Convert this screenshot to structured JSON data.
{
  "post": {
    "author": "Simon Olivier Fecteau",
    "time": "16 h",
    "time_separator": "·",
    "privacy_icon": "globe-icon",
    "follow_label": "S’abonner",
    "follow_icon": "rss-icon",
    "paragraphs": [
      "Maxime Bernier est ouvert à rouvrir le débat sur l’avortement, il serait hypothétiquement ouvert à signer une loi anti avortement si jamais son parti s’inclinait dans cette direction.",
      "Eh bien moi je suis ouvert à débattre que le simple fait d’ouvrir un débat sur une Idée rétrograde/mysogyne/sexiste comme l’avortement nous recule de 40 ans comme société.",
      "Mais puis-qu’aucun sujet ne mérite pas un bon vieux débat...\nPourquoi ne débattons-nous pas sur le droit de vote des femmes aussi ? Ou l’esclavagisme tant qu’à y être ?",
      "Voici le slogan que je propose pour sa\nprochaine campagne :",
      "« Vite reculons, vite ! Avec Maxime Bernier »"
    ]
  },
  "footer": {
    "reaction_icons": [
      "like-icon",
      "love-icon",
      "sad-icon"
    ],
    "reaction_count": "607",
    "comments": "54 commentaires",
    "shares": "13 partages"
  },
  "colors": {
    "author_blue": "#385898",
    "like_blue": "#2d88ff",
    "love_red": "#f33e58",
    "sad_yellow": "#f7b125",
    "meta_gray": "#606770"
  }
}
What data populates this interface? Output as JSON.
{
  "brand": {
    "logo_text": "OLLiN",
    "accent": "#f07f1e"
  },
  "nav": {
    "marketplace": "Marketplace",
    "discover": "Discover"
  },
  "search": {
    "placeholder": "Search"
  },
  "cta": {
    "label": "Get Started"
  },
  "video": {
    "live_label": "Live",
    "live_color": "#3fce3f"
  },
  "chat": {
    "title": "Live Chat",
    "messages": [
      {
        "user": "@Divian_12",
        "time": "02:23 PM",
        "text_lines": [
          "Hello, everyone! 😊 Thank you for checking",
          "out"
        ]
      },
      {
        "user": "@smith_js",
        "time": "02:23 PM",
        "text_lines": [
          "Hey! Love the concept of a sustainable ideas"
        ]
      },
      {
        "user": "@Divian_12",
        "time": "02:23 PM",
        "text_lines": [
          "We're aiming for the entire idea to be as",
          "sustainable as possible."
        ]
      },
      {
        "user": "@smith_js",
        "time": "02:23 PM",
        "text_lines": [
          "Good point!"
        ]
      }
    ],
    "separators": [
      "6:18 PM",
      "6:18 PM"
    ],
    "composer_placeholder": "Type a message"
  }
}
|---|
▶ _Exercise goal_
Go through the listing above and report how many of its lines contain the word "sustainable", with only the number as output.

▶ _Solution to this problem_
2